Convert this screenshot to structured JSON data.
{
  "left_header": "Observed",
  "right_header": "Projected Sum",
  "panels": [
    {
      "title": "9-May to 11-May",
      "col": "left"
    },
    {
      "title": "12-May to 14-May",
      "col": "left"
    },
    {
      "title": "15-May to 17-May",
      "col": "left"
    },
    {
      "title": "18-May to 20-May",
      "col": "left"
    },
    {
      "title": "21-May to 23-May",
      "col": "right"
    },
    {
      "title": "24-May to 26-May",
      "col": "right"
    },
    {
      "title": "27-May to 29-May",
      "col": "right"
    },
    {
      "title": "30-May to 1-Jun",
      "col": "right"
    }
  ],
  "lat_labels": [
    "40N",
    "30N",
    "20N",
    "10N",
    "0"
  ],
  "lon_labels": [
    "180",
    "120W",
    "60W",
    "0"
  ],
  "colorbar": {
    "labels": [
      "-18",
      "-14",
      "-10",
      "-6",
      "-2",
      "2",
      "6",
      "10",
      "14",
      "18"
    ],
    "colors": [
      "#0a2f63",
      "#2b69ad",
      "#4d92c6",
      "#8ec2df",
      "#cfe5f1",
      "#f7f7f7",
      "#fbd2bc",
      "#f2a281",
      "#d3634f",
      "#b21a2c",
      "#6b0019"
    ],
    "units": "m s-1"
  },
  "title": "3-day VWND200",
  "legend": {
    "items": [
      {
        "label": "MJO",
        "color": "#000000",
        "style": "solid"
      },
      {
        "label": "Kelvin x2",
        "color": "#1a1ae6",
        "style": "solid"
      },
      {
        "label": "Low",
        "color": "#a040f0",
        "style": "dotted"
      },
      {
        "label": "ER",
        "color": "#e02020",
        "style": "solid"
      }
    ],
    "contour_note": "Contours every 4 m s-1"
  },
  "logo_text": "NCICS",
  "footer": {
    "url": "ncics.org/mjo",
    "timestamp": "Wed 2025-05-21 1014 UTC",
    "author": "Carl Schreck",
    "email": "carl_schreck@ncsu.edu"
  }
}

- [Problem description]
Copy each line of the data that contains the word "title".

- [Expected answer]
      "title": "9-May to 11-May",
      "title": "12-May to 14-May",
      "title": "15-May to 17-May",
      "title": "18-May to 20-May",
      "title": "21-May to 23-May",
      "title": "24-May to 26-May",
      "title": "27-May to 29-May",
      "title": "30-May to 1-Jun",
  "title": "3-day VWND200",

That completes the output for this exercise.